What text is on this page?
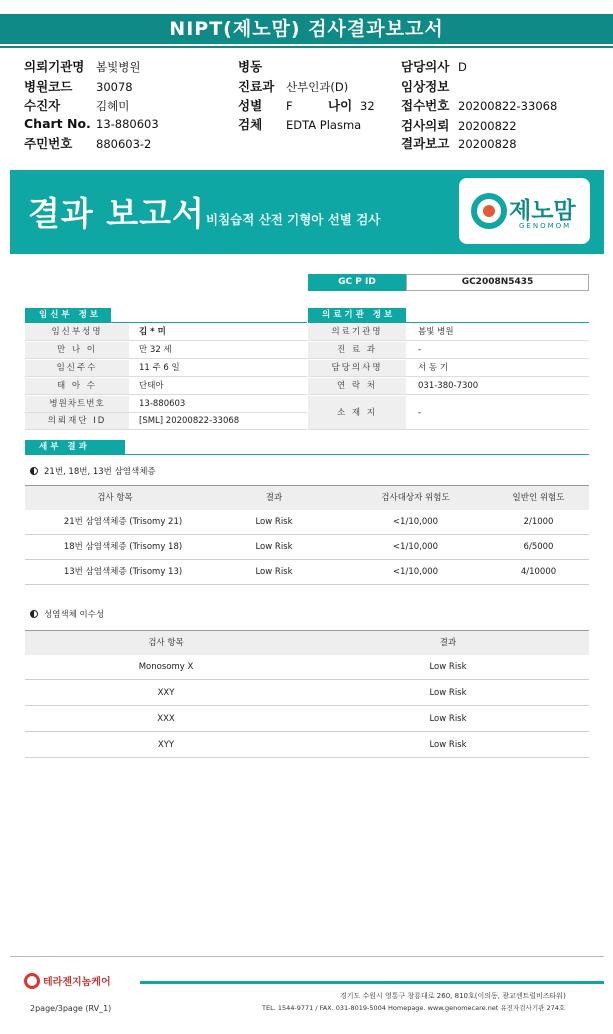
NIPT(제노맘) 검사결과보고서
의뢰기관명 봄빛병원
병원코드 30078
수진자	김혜미
Chart No. 13-880603
주민번호 880603-2
병동
진료과 산부인과(D)
성별 F	나이 32
검체 EDTA Plasma
담당의사 D
임상정보
접수번호 20200822-33068
검사의뢰 20200822
결과보고 20200828
결과 보고서 비침습적 산전 기형아 선별 검사	제노맘
GENOMOM
GC P ID	GC2008N5435
임신부 정보
임신부성명	김 * 미
만 나 이	만 32 세
임신주수	11 주 6 일
태 아 수	단태아
병원차트번호	13-880603
의뢰재단 ID	[SML] 20200822-33068
의료기관 정보
의료기관명	봄빛 병원
진 료 과	-
담당의사명	서 동 기
연 락 처	031-380-7300
소 재 지	-
세부 결과
21번, 18번, 13번 삼염색체증
검사 항목	결과	검사대상자 위험도	일반인 위험도
21번 삼염색체증 (Trisomy 21)	Low Risk	<1/10,000	2/1000
18번 삼염색체증 (Trisomy 18)	Low Risk	<1/10,000	6/5000
13번 삼염색체증 (Trisomy 13)	Low Risk	<1/10,000	4/10000
성염색체 이수성
검사 항목	결과
Monosomy X	Low Risk
XXY	Low Risk
XXX	Low Risk
XYY	Low Risk
테라젠지놈케어
2page/3page (RV_1)
경기도 수원시 영통구 창룡대로 260, 810호(이의동, 광교센트럴비즈타워)
TEL. 1544-9771 / FAX. 031-8019-5004 Homepage. www.genomecare.net 유전자검사기관 274호
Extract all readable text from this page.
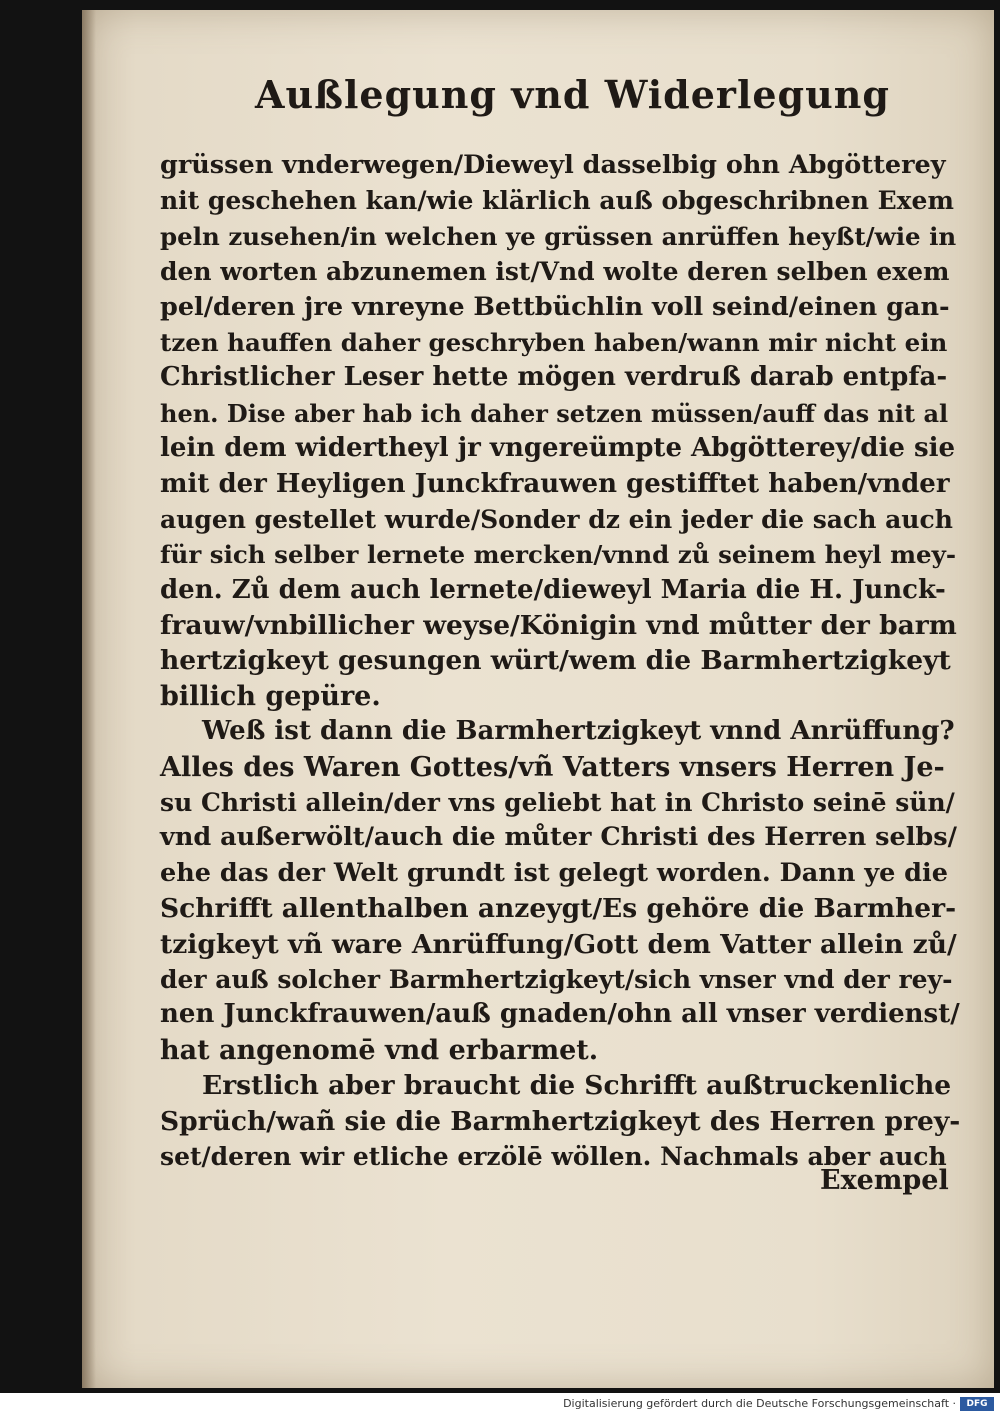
Außlegung vnd Widerlegung
grüssen vnderwegen/Dieweyl dasselbig ohn Abgötterey
nit geschehen kan/wie klärlich auß obgeschribnen Exem
peln zusehen/in welchen ye grüssen anrüffen heyßt/wie in
den worten abzunemen ist/Vnd wolte deren selben exem
pel/deren jre vnreyne Bettbüchlin voll seind/einen gan-
tzen hauffen daher geschryben haben/wann mir nicht ein
Christlicher Leser hette mögen verdruß darab entpfa-
hen. Dise aber hab ich daher setzen müssen/auff das nit al
lein dem widertheyl jr vngereümpte Abgötterey/die sie
mit der Heyligen Junckfrauwen gestifftet haben/vnder
augen gestellet wurde/Sonder dz ein jeder die sach auch
für sich selber lernete mercken/vnnd zů seinem heyl mey-
den. Zů dem auch lernete/dieweyl Maria die H. Junck-
frauw/vnbillicher weyse/Königin vnd můtter der barm
hertzigkeyt gesungen würt/wem die Barmhertzigkeyt
billich gepüre.
Weß ist dann die Barmhertzigkeyt vnnd Anrüffung?
Alles des Waren Gottes/vñ Vatters vnsers Herren Je-
su Christi allein/der vns geliebt hat in Christo seinē sün/
vnd außerwölt/auch die můter Christi des Herren selbs/
ehe das der Welt grundt ist gelegt worden. Dann ye die
Schrifft allenthalben anzeygt/Es gehöre die Barmher-
tzigkeyt vñ ware Anrüffung/Gott dem Vatter allein zů/
der auß solcher Barmhertzigkeyt/sich vnser vnd der rey-
nen Junckfrauwen/auß gnaden/ohn all vnser verdienst/
hat angenomē vnd erbarmet.
Erstlich aber braucht die Schrifft außtruckenliche
Sprüch/wañ sie die Barmhertzigkeyt des Herren prey-
set/deren wir etliche erzölē wöllen. Nachmals aber auch
Exempel
Digitalisierung gefördert durch die Deutsche Forschungsgemeinschaft ·	DFG
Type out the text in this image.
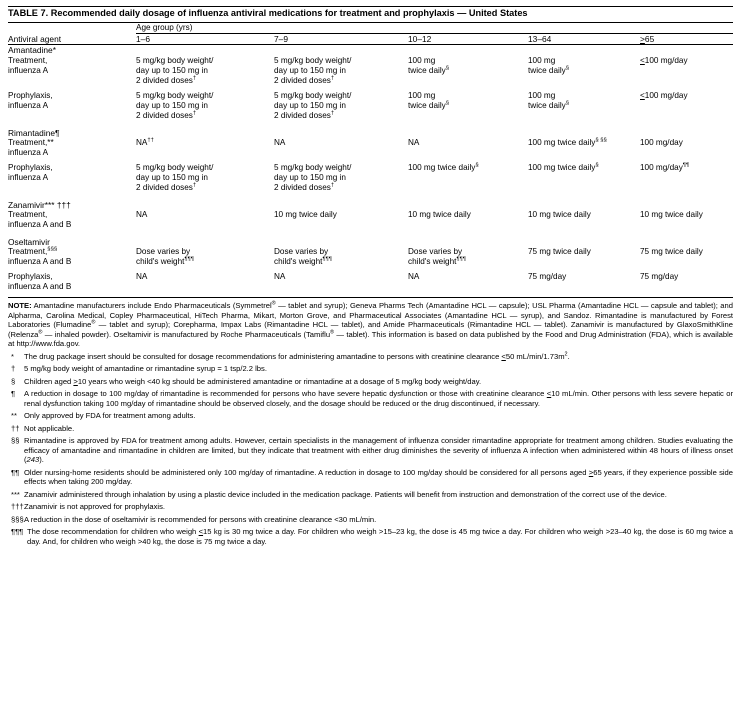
TABLE 7. Recommended daily dosage of influenza antiviral medications for treatment and prophylaxis — United States
	Age group (yrs)				
Antiviral agent	1–6	7–9	10–12	13–64	>65

Amantadine*					

Treatment,
influenza A
	5 mg/kg body weight/
day up to 150 mg in
2 divided doses†	5 mg/kg body weight/
day up to 150 mg in
2 divided doses†	100 mg
twice daily§	100 mg
twice daily§	<100 mg/day

Prophylaxis,
influenza A
	5 mg/kg body weight/
day up to 150 mg in
2 divided doses†	5 mg/kg body weight/
day up to 150 mg in
2 divided doses†	100 mg
twice daily§	100 mg
twice daily§	<100 mg/day

Rimantadine¶					

Treatment,**
influenza A	NA††	NA	NA	100 mg twice daily§ §§	100 mg/day

Prophylaxis,
influenza A
	5 mg/kg body weight/
day up to 150 mg in
2 divided doses†	5 mg/kg body weight/
day up to 150 mg in
2 divided doses†	100 mg twice daily§	100 mg twice daily§	100 mg/day¶¶

Zanamivir*** †††					

Treatment,
influenza A and B	NA	10 mg twice daily	10 mg twice daily	10 mg twice daily	10 mg twice daily

Oseltamivir					

Treatment,§§§
influenza A and B
	Dose varies by
child's weight¶¶¶	Dose varies by
child's weight¶¶¶	Dose varies by
child's weight¶¶¶	75 mg twice daily	75 mg twice daily

Prophylaxis,
influenza A and B	NA	NA	NA	75 mg/day	75 mg/day

NOTE: Amantadine manufacturers include Endo Pharmaceuticals (Symmetrel® — tablet and syrup); Geneva Pharms Tech (Amantadine HCL — capsule); USL Pharma (Amantadine HCL — capsule and tablet); and Alpharma, Carolina Medical, Copley Pharmaceutical, HiTech Pharma, Mikart, Morton Grove, and Pharmaceutical Associates (Amantadine HCL — syrup), and Sandoz. Rimantadine is manufactured by Forest Laboratories (Flumadine® — tablet and syrup); Corepharma, Impax Labs (Rimantadine HCL — tablet), and Amide Pharmaceuticals (Rimantadine HCL — tablet). Zanamivir is manufactured by GlaxoSmithKline (Relenza® — inhaled powder). Oseltamivir is manufactured by Roche Pharmaceuticals (Tamiflu® — tablet). This information is based on data published by the Food and Drug Administration (FDA), which is available at http://www.fda.gov.
*	The drug package insert should be consulted for dosage recommendations for administering amantadine to persons with creatinine clearance <50 $mL/\min/1.73m^2$.
†	5 mg/kg body weight of amantadine or rimantadine syrup = 1 tsp/2.2 lbs.
§	Children aged >10 years who weigh <40 kg should be administered amantadine or rimantadine at a dosage of 5 mg/kg body weight/day.
¶	A reduction in dosage to 100 mg/day of rimantadine is recommended for persons who have severe hepatic dysfunction or those with creatinine clearance <10 mL/min. Other persons with less severe hepatic or renal dysfunction taking 100 mg/day of rimantadine should be observed closely, and the dosage should be reduced or the drug discontinued, if necessary.
** Only approved by FDA for treatment among adults.
†† Not applicable.
§§ Rimantadine is approved by FDA for treatment among adults. However, certain specialists in the management of influenza consider rimantadine appropriate for treatment among children. Studies evaluating the efficacy of amantadine and rimantadine in children are limited, but they indicate that treatment with either drug diminishes the severity of influenza A infection when administered within 48 hours of illness onset (243).
¶¶ Older nursing-home residents should be administered only 100 mg/day of rimantadine. A reduction in dosage to 100 mg/day should be considered for all persons aged >65 years, if they experience possible side effects when taking 200 mg/day.
*** Zanamivir administered through inhalation by using a plastic device included in the medication package. Patients will benefit from instruction and demonstration of the correct use of the device.
††† Zanamivir is not approved for prophylaxis.
§§§ A reduction in the dose of oseltamivir is recommended for persons with creatinine clearance <30 mL/min.
¶¶¶ The dose recommendation for children who weigh <15 kg is 30 mg twice a day. For children who weigh >15–23 kg, the dose is 45 mg twice a day. For children who weigh >23–40 kg, the dose is 60 mg twice a day. And, for children who weigh >40 kg, the dose is 75 mg twice a day.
----------------------------------------
### What to work on
Print the listing again exactly as it appears, except for the pictures, which stay out.

### Exercise answer
What text is on this page?
NIPT(제노맘) 검사결과보고서
의뢰기관명 봄빛병원
병원코드 30078
수진자	김혜미
Chart No. 13-880603
주민번호 880603-2
병동
진료과 산부인과(D)
성별 F	나이 32
검체 EDTA Plasma
담당의사 D
임상정보
접수번호 20200822-33068
검사의뢰 20200822
결과보고 20200828
결과 보고서 비침습적 산전 기형아 선별 검사	제노맘
GENOMOM
GC P ID	GC2008N5435
임신부 정보
임신부성명	김 * 미
만 나 이	만 32 세
임신주수	11 주 6 일
태 아 수	단태아
병원차트번호	13-880603
의뢰재단 ID	[SML] 20200822-33068
의료기관 정보
의료기관명	봄빛 병원
진 료 과	-
담당의사명	서 동 기
연 락 처	031-380-7300
소 재 지	-
세부 결과
21번, 18번, 13번 삼염색체증
검사 항목	결과	검사대상자 위험도	일반인 위험도
21번 삼염색체증 (Trisomy 21)	Low Risk	<1/10,000	2/1000
18번 삼염색체증 (Trisomy 18)	Low Risk	<1/10,000	6/5000
13번 삼염색체증 (Trisomy 13)	Low Risk	<1/10,000	4/10000
성염색체 이수성
검사 항목	결과
Monosomy X	Low Risk
XXY	Low Risk
XXX	Low Risk
XYY	Low Risk
테라젠지놈케어
2page/3page (RV_1)
경기도 수원시 영통구 창룡대로 260, 810호(이의동, 광교센트럴비즈타워)
TEL. 1544-9771 / FAX. 031-8019-5004 Homepage. www.genomecare.net 유전자검사기관 274호
Extract all readable text from this page.
Außlegung vnd Widerlegung
grüssen vnderwegen/Dieweyl dasselbig ohn Abgötterey
nit geschehen kan/wie klärlich auß obgeschribnen Exem
peln zusehen/in welchen ye grüssen anrüffen heyßt/wie in
den worten abzunemen ist/Vnd wolte deren selben exem
pel/deren jre vnreyne Bettbüchlin voll seind/einen gan-
tzen hauffen daher geschryben haben/wann mir nicht ein
Christlicher Leser hette mögen verdruß darab entpfa-
hen. Dise aber hab ich daher setzen müssen/auff das nit al
lein dem widertheyl jr vngereümpte Abgötterey/die sie
mit der Heyligen Junckfrauwen gestifftet haben/vnder
augen gestellet wurde/Sonder dz ein jeder die sach auch
für sich selber lernete mercken/vnnd zů seinem heyl mey-
den. Zů dem auch lernete/dieweyl Maria die H. Junck-
frauw/vnbillicher weyse/Königin vnd můtter der barm
hertzigkeyt gesungen würt/wem die Barmhertzigkeyt
billich gepüre.
Weß ist dann die Barmhertzigkeyt vnnd Anrüffung?
Alles des Waren Gottes/vñ Vatters vnsers Herren Je-
su Christi allein/der vns geliebt hat in Christo seinē sün/
vnd außerwölt/auch die můter Christi des Herren selbs/
ehe das der Welt grundt ist gelegt worden. Dann ye die
Schrifft allenthalben anzeygt/Es gehöre die Barmher-
tzigkeyt vñ ware Anrüffung/Gott dem Vatter allein zů/
der auß solcher Barmhertzigkeyt/sich vnser vnd der rey-
nen Junckfrauwen/auß gnaden/ohn all vnser verdienst/
hat angenomē vnd erbarmet.
Erstlich aber braucht die Schrifft außtruckenliche
Sprüch/wañ sie die Barmhertzigkeyt des Herren prey-
set/deren wir etliche erzölē wöllen. Nachmals aber auch
Exempel
Digitalisierung gefördert durch die Deutsche Forschungsgemeinschaft ·	DFG
Type out the text in this image.
TABLE 7. Recommended daily dosage of influenza antiviral medications for treatment and prophylaxis — United States
	Age group (yrs)				
Antiviral agent	1–6	7–9	10–12	13–64	>65

Amantadine*					

Treatment,
influenza A
	5 mg/kg body weight/
day up to 150 mg in
2 divided doses†	5 mg/kg body weight/
day up to 150 mg in
2 divided doses†	100 mg
twice daily§	100 mg
twice daily§	<100 mg/day

Prophylaxis,
influenza A
	5 mg/kg body weight/
day up to 150 mg in
2 divided doses†	5 mg/kg body weight/
day up to 150 mg in
2 divided doses†	100 mg
twice daily§	100 mg
twice daily§	<100 mg/day

Rimantadine¶					

Treatment,**
influenza A	NA††	NA	NA	100 mg twice daily§ §§	100 mg/day

Prophylaxis,
influenza A
	5 mg/kg body weight/
day up to 150 mg in
2 divided doses†	5 mg/kg body weight/
day up to 150 mg in
2 divided doses†	100 mg twice daily§	100 mg twice daily§	100 mg/day¶¶

Zanamivir*** †††					

Treatment,
influenza A and B	NA	10 mg twice daily	10 mg twice daily	10 mg twice daily	10 mg twice daily

Oseltamivir					

Treatment,§§§
influenza A and B
	Dose varies by
child's weight¶¶¶	Dose varies by
child's weight¶¶¶	Dose varies by
child's weight¶¶¶	75 mg twice daily	75 mg twice daily

Prophylaxis,
influenza A and B	NA	NA	NA	75 mg/day	75 mg/day

NOTE: Amantadine manufacturers include Endo Pharmaceuticals (Symmetrel® — tablet and syrup); Geneva Pharms Tech (Amantadine HCL — capsule); USL Pharma (Amantadine HCL — capsule and tablet); and Alpharma, Carolina Medical, Copley Pharmaceutical, HiTech Pharma, Mikart, Morton Grove, and Pharmaceutical Associates (Amantadine HCL — syrup), and Sandoz. Rimantadine is manufactured by Forest Laboratories (Flumadine® — tablet and syrup); Corepharma, Impax Labs (Rimantadine HCL — tablet), and Amide Pharmaceuticals (Rimantadine HCL — tablet). Zanamivir is manufactured by GlaxoSmithKline (Relenza® — inhaled powder). Oseltamivir is manufactured by Roche Pharmaceuticals (Tamiflu® — tablet). This information is based on data published by the Food and Drug Administration (FDA), which is available at http://www.fda.gov.
*	The drug package insert should be consulted for dosage recommendations for administering amantadine to persons with creatinine clearance <50 $mL/\min/1.73m^2$.
†	5 mg/kg body weight of amantadine or rimantadine syrup = 1 tsp/2.2 lbs.
§	Children aged >10 years who weigh <40 kg should be administered amantadine or rimantadine at a dosage of 5 mg/kg body weight/day.
¶	A reduction in dosage to 100 mg/day of rimantadine is recommended for persons who have severe hepatic dysfunction or those with creatinine clearance <10 mL/min. Other persons with less severe hepatic or renal dysfunction taking 100 mg/day of rimantadine should be observed closely, and the dosage should be reduced or the drug discontinued, if necessary.
** Only approved by FDA for treatment among adults.
†† Not applicable.
§§ Rimantadine is approved by FDA for treatment among adults. However, certain specialists in the management of influenza consider rimantadine appropriate for treatment among children. Studies evaluating the efficacy of amantadine and rimantadine in children are limited, but they indicate that treatment with either drug diminishes the severity of influenza A infection when administered within 48 hours of illness onset (243).
¶¶ Older nursing-home residents should be administered only 100 mg/day of rimantadine. A reduction in dosage to 100 mg/day should be considered for all persons aged >65 years, if they experience possible side effects when taking 200 mg/day.
*** Zanamivir administered through inhalation by using a plastic device included in the medication package. Patients will benefit from instruction and demonstration of the correct use of the device.
††† Zanamivir is not approved for prophylaxis.
§§§ A reduction in the dose of oseltamivir is recommended for persons with creatinine clearance <30 mL/min.
¶¶¶ The dose recommendation for children who weigh <15 kg is 30 mg twice a day. For children who weigh >15–23 kg, the dose is 45 mg twice a day. For children who weigh >23–40 kg, the dose is 60 mg twice a day. And, for children who weigh >40 kg, the dose is 75 mg twice a day.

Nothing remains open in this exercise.